**DATA SHOWN**

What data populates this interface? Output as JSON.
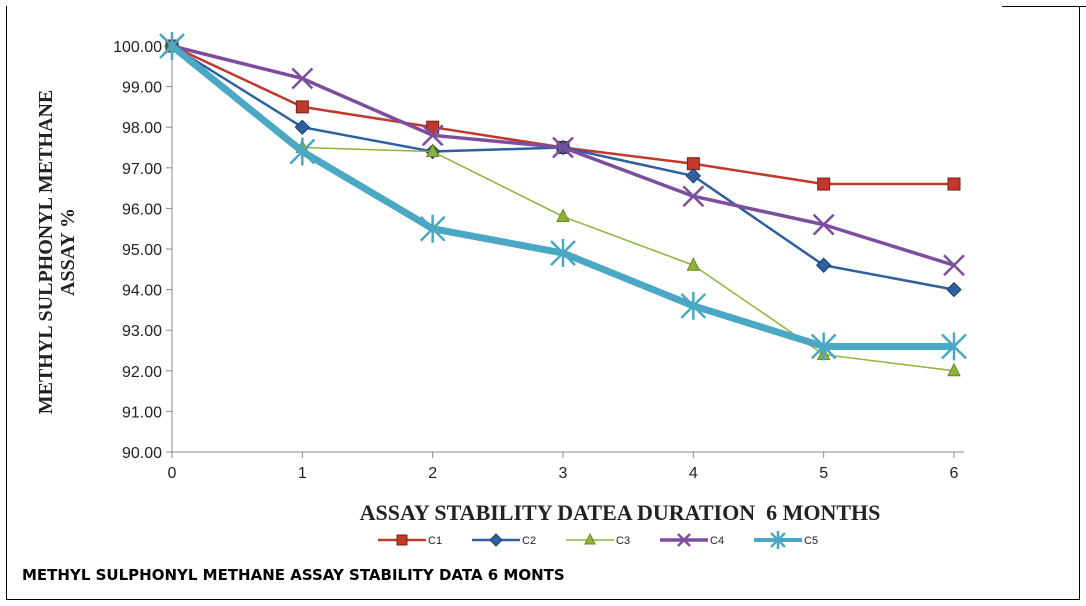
{
  "caption": "METHYL SULPHONYL METHANE ASSAY STABILITY DATA 6 MONTS",
  "chart_data": {
    "type": "line",
    "title": "",
    "xlabel": "ASSAY STABILITY DATEA DURATION  6 MONTHS",
    "ylabel_lines": [
      "METHYL SULPHONYL METHANE",
      "ASSAY %"
    ],
    "x": [
      0,
      1,
      2,
      3,
      4,
      5,
      6
    ],
    "xlim": [
      0,
      6
    ],
    "ylim": [
      90,
      100
    ],
    "yticks": [
      "90.00",
      "91.00",
      "92.00",
      "93.00",
      "94.00",
      "95.00",
      "96.00",
      "97.00",
      "98.00",
      "99.00",
      "100.00"
    ],
    "xticks": [
      "0",
      "1",
      "2",
      "3",
      "4",
      "5",
      "6"
    ],
    "grid": false,
    "legend_position": "bottom",
    "series": [
      {
        "name": "C1",
        "color": "#c0392b",
        "marker": "square",
        "width": 2.5,
        "values": [
          100.0,
          98.5,
          98.0,
          97.5,
          97.1,
          96.6,
          96.6
        ]
      },
      {
        "name": "C2",
        "color": "#2e5f9e",
        "marker": "diamond",
        "width": 2.5,
        "values": [
          100.0,
          98.0,
          97.4,
          97.5,
          96.8,
          94.6,
          94.0
        ]
      },
      {
        "name": "C3",
        "color": "#8db33a",
        "marker": "triangle",
        "width": 1.5,
        "values": [
          100.0,
          97.5,
          97.4,
          95.8,
          94.6,
          92.4,
          92.0
        ]
      },
      {
        "name": "C4",
        "color": "#7d4e9e",
        "marker": "x",
        "width": 3.5,
        "values": [
          100.0,
          99.2,
          97.8,
          97.5,
          96.3,
          95.6,
          94.6
        ]
      },
      {
        "name": "C5",
        "color": "#4aa8c4",
        "marker": "star",
        "width": 7,
        "values": [
          100.0,
          97.4,
          95.5,
          94.9,
          93.6,
          92.6,
          92.6
        ]
      }
    ]
  }
}
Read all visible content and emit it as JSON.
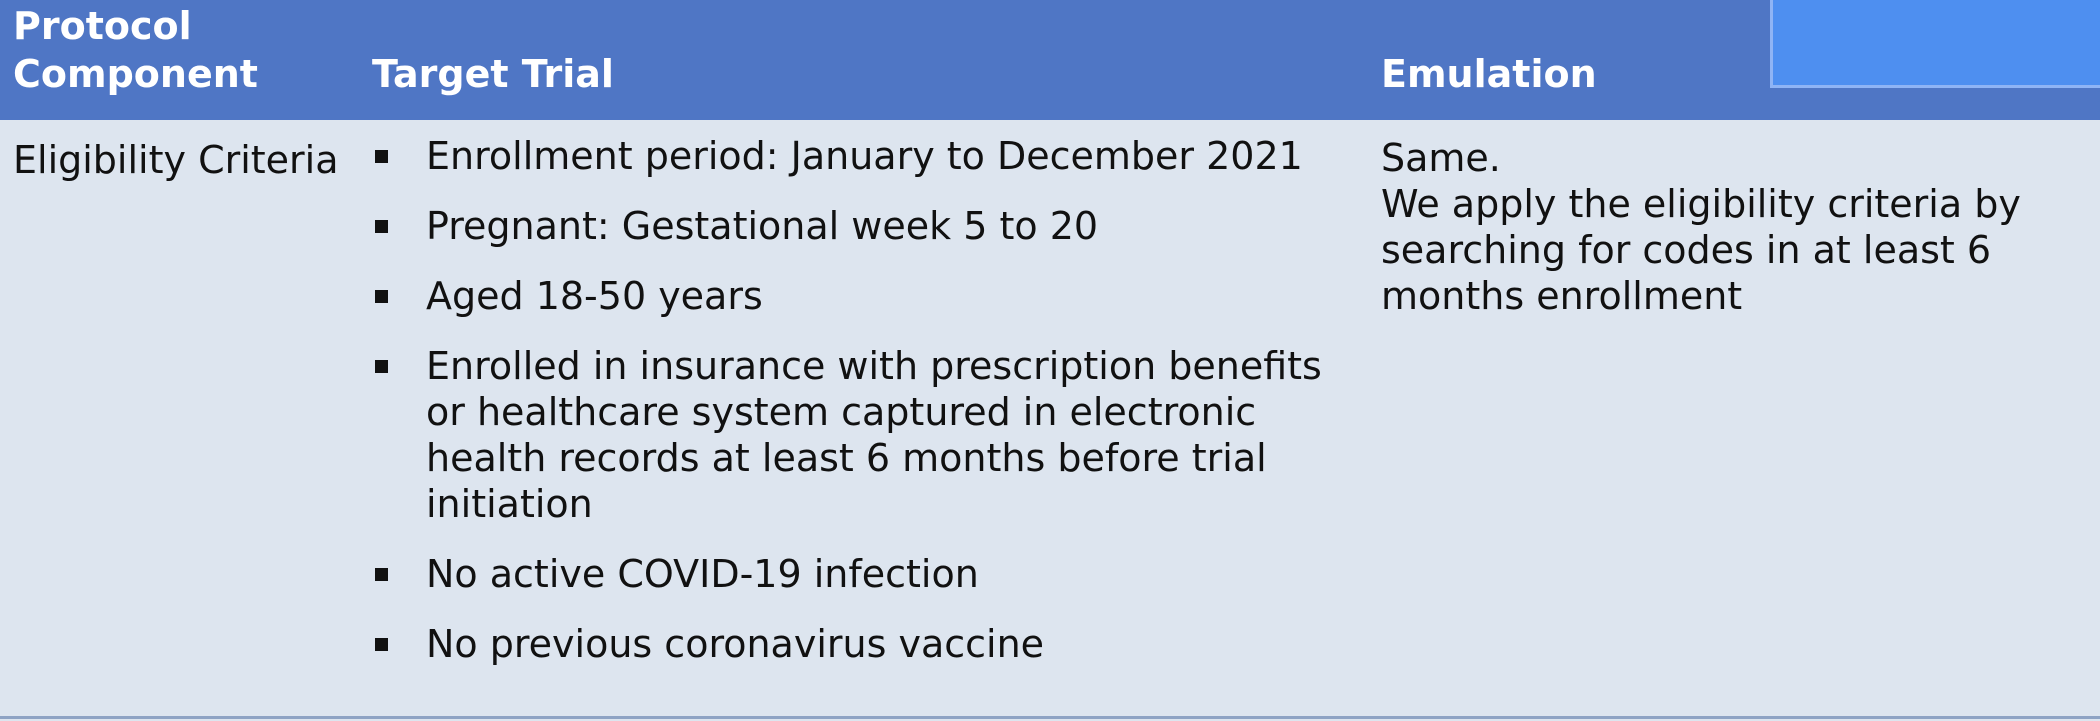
{
  "header": {
    "col1_label": "Protocol Component",
    "col2_label": "Target Trial",
    "col3_label": "Emulation"
  },
  "row": {
    "component": "Eligibility Criteria",
    "target_trial_items": [
      "Enrollment period: January to December 2021",
      "Pregnant: Gestational week 5 to 20",
      "Aged 18-50 years",
      "Enrolled in insurance with prescription benefits or healthcare system captured in electronic health records at least 6 months before trial initiation",
      "No active COVID-19 infection",
      "No previous coronavirus vaccine"
    ],
    "emulation_line1": "Same.",
    "emulation_line2": "We apply the eligibility criteria by searching for codes in at least 6 months enrollment"
  },
  "colors": {
    "header_bg": "#4f76c5",
    "body_bg": "#dde5ef",
    "overlay_box": "#4e8ff0"
  }
}
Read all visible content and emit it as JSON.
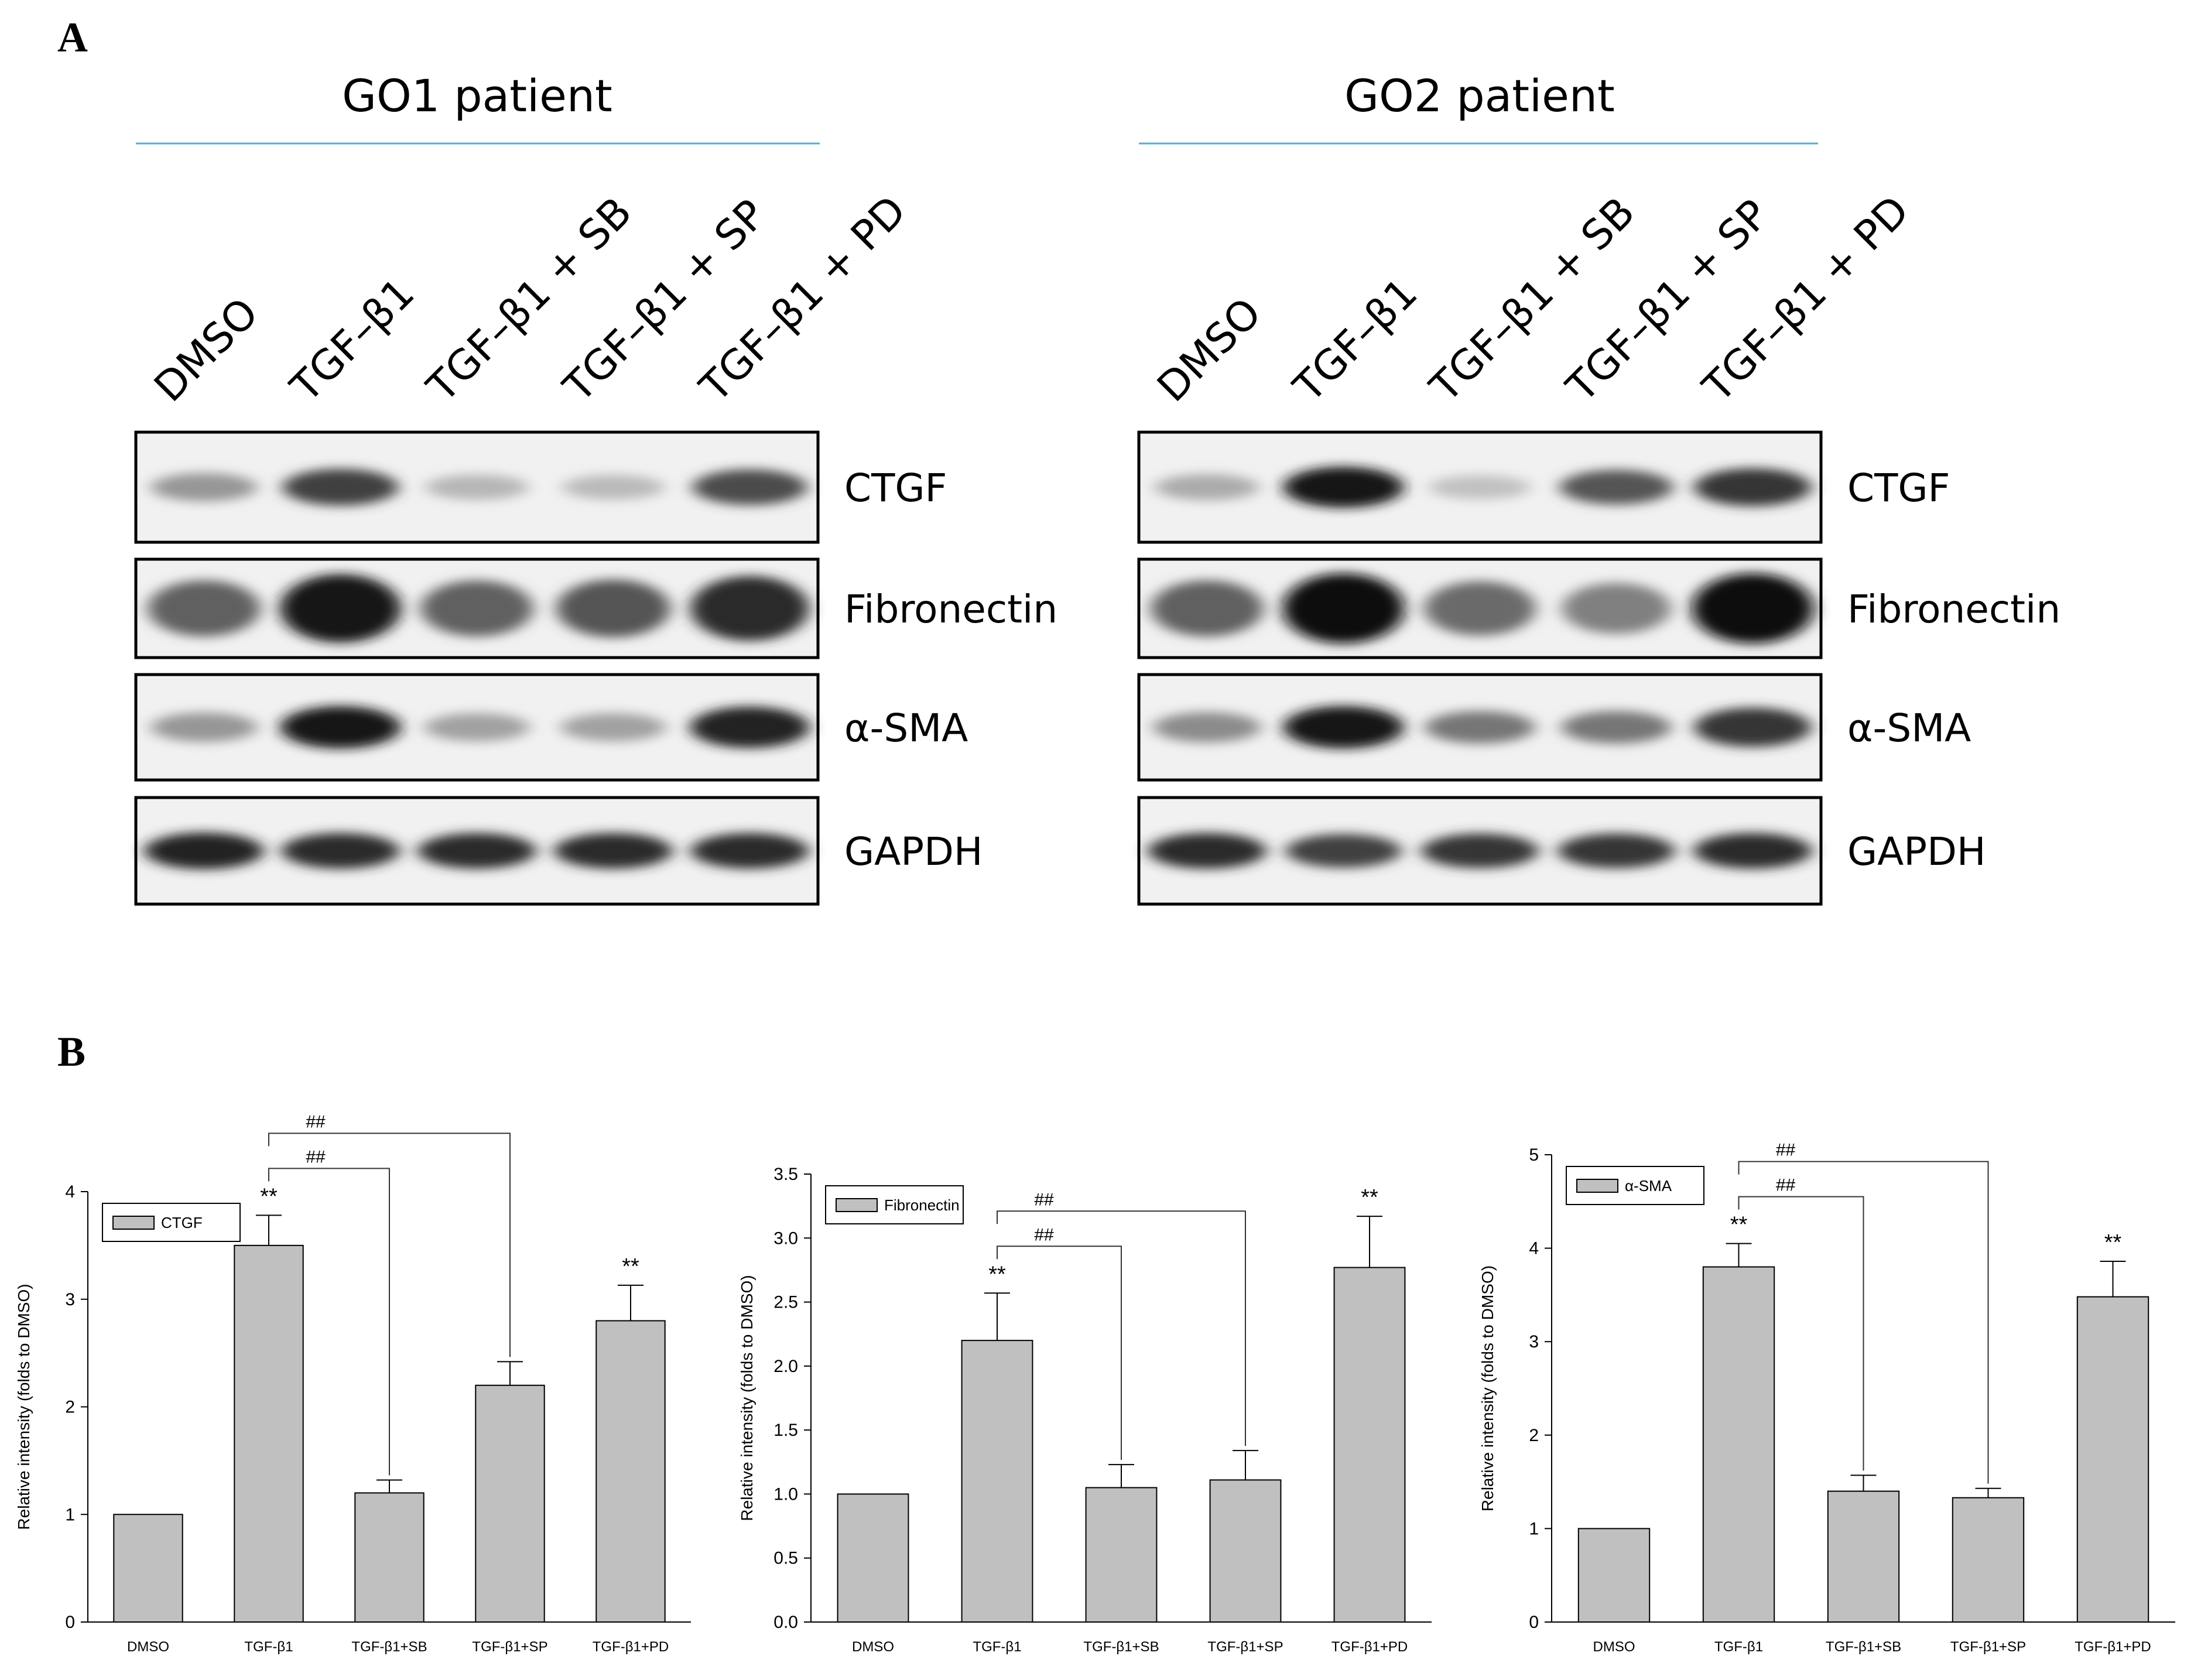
{
  "panel_a": {
    "letter": "A",
    "blots": [
      {
        "patient": "GO1 patient",
        "lanes": [
          "DMSO",
          "TGF–β1",
          "TGF–β1 + SB",
          "TGF–β1 + SP",
          "TGF–β1 + PD"
        ],
        "rows": [
          {
            "protein": "CTGF",
            "intensity": [
              0.35,
              0.75,
              0.2,
              0.18,
              0.7
            ]
          },
          {
            "protein": "Fibronectin",
            "intensity": [
              0.6,
              0.95,
              0.6,
              0.65,
              0.85
            ]
          },
          {
            "protein": "α-SMA",
            "intensity": [
              0.35,
              0.95,
              0.3,
              0.3,
              0.9
            ]
          },
          {
            "protein": "GAPDH",
            "intensity": [
              0.9,
              0.85,
              0.85,
              0.85,
              0.85
            ]
          }
        ]
      },
      {
        "patient": "GO2 patient",
        "lanes": [
          "DMSO",
          "TGF–β1",
          "TGF–β1 + SB",
          "TGF–β1 + SP",
          "TGF–β1 + PD"
        ],
        "rows": [
          {
            "protein": "CTGF",
            "intensity": [
              0.25,
              0.95,
              0.15,
              0.65,
              0.8
            ]
          },
          {
            "protein": "Fibronectin",
            "intensity": [
              0.6,
              1.0,
              0.55,
              0.45,
              1.0
            ]
          },
          {
            "protein": "α-SMA",
            "intensity": [
              0.4,
              0.95,
              0.5,
              0.5,
              0.8
            ]
          },
          {
            "protein": "GAPDH",
            "intensity": [
              0.85,
              0.75,
              0.8,
              0.8,
              0.85
            ]
          }
        ]
      }
    ]
  },
  "panel_b": {
    "letter": "B"
  },
  "chart_data": [
    {
      "type": "bar",
      "legend": "CTGF",
      "legend_position": "top-left",
      "ylabel": "Relative intensity (folds to DMSO)",
      "categories": [
        "DMSO",
        "TGF-β1",
        "TGF-β1+SB",
        "TGF-β1+SP",
        "TGF-β1+PD"
      ],
      "values": [
        1.0,
        3.5,
        1.2,
        2.2,
        2.8
      ],
      "errors": [
        0,
        0.28,
        0.12,
        0.22,
        0.33
      ],
      "annotations": [
        "",
        "**",
        "",
        "",
        "**"
      ],
      "comparisons": [
        {
          "from": 1,
          "to": 2,
          "label": "##"
        },
        {
          "from": 1,
          "to": 3,
          "label": "##"
        }
      ],
      "ylim": [
        0,
        4
      ],
      "yticks": [
        "0",
        "1",
        "2",
        "3",
        "4"
      ],
      "grid": false,
      "bar_color": "#c0c0c0"
    },
    {
      "type": "bar",
      "legend": "Fibronectin",
      "legend_position": "top-left",
      "ylabel": "Relative intensity (folds to DMSO)",
      "categories": [
        "DMSO",
        "TGF-β1",
        "TGF-β1+SB",
        "TGF-β1+SP",
        "TGF-β1+PD"
      ],
      "values": [
        1.0,
        2.2,
        1.05,
        1.11,
        2.77
      ],
      "errors": [
        0,
        0.37,
        0.18,
        0.23,
        0.4
      ],
      "annotations": [
        "",
        "**",
        "",
        "",
        "**"
      ],
      "comparisons": [
        {
          "from": 1,
          "to": 2,
          "label": "##"
        },
        {
          "from": 1,
          "to": 3,
          "label": "##"
        }
      ],
      "ylim": [
        0,
        3.5
      ],
      "yticks": [
        "0.0",
        "0.5",
        "1.0",
        "1.5",
        "2.0",
        "2.5",
        "3.0",
        "3.5"
      ],
      "grid": false,
      "bar_color": "#c0c0c0"
    },
    {
      "type": "bar",
      "legend": "α-SMA",
      "legend_position": "top-left",
      "ylabel": "Relative intensity (folds to DMSO)",
      "categories": [
        "DMSO",
        "TGF-β1",
        "TGF-β1+SB",
        "TGF-β1+SP",
        "TGF-β1+PD"
      ],
      "values": [
        1.0,
        3.8,
        1.4,
        1.33,
        3.48
      ],
      "errors": [
        0,
        0.25,
        0.17,
        0.1,
        0.38
      ],
      "annotations": [
        "",
        "**",
        "",
        "",
        "**"
      ],
      "comparisons": [
        {
          "from": 1,
          "to": 2,
          "label": "##"
        },
        {
          "from": 1,
          "to": 3,
          "label": "##"
        }
      ],
      "ylim": [
        0,
        5
      ],
      "yticks": [
        "0",
        "1",
        "2",
        "3",
        "4",
        "5"
      ],
      "grid": false,
      "bar_color": "#c0c0c0"
    }
  ]
}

**WHAT YOU NEED TO DO**
Of the lines above, show those in which "width" appears.

**YOUR RESPONSE**
        "width": 2.5,
        "width": 2.5,
        "width": 1.5,
        "width": 3.5,
        "width": 7,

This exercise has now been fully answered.